ITEMS:
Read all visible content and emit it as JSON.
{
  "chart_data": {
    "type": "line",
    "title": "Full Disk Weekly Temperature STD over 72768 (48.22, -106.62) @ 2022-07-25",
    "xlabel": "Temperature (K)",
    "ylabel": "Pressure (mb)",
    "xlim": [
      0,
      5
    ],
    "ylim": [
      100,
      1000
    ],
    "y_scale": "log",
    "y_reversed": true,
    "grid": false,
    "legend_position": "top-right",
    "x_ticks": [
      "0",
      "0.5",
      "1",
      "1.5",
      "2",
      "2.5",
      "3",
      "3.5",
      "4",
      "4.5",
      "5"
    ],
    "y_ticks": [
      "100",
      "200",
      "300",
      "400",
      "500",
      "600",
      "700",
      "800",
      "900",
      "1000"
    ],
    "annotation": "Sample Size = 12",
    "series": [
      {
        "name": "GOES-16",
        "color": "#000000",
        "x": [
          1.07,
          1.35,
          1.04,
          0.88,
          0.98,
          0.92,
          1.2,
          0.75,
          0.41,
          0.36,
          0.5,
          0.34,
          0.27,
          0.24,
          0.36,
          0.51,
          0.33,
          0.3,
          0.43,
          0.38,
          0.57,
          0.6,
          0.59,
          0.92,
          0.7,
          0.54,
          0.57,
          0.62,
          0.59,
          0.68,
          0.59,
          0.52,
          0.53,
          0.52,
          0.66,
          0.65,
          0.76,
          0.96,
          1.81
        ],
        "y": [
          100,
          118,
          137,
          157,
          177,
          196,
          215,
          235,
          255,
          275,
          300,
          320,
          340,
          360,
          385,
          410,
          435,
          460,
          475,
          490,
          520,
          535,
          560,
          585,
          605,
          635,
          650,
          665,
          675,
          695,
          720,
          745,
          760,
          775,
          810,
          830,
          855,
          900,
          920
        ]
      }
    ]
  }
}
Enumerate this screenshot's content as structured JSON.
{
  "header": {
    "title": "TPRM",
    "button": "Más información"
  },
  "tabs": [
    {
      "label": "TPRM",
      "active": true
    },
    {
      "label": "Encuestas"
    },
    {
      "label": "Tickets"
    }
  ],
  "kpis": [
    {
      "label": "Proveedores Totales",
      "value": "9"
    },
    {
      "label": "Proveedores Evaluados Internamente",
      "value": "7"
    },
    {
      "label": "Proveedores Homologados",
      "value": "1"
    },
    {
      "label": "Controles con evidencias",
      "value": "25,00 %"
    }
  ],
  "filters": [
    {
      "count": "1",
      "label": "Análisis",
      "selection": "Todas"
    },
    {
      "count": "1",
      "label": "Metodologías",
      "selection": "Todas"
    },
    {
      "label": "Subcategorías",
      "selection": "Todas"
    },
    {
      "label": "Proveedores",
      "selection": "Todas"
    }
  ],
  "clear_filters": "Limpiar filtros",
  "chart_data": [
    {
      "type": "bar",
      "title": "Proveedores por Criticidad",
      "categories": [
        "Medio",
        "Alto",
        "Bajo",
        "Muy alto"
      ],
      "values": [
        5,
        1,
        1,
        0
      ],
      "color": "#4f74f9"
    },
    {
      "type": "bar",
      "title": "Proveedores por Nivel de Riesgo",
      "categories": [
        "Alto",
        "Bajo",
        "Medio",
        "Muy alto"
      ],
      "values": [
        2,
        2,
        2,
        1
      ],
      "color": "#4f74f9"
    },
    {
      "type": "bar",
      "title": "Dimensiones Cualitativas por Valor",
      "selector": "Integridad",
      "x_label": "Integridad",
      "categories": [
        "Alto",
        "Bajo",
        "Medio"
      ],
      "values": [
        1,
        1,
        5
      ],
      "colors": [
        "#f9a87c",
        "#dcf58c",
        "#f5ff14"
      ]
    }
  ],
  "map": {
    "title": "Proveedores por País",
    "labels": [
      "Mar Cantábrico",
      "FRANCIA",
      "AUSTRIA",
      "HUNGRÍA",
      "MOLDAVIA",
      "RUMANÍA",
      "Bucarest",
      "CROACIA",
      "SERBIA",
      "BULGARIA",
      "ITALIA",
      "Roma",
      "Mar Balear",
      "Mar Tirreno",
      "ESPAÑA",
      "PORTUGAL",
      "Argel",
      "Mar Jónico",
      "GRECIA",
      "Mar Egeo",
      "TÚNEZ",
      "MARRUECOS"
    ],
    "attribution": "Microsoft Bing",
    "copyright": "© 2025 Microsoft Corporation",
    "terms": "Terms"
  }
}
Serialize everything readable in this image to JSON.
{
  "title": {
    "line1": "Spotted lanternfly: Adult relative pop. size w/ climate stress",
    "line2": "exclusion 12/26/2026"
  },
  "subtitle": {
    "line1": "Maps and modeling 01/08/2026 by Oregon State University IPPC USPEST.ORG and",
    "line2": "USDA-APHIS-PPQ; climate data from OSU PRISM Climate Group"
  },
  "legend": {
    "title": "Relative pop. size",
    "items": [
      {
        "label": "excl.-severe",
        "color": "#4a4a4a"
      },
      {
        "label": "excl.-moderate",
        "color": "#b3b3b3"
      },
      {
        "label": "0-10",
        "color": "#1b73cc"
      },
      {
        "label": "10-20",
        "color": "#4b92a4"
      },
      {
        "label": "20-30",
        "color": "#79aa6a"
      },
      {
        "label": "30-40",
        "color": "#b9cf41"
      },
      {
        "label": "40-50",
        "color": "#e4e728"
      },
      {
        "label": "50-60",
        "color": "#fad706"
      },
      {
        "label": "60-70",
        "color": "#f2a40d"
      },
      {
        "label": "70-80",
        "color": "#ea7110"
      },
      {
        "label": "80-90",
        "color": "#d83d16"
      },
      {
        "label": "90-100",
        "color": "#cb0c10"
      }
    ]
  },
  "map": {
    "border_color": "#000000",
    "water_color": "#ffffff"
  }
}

INSTRUCTION:
Say how many lines have the string "Microsoft" in them, offering no words beyond the number.

OUTPUT OF THE EXERCISE:
2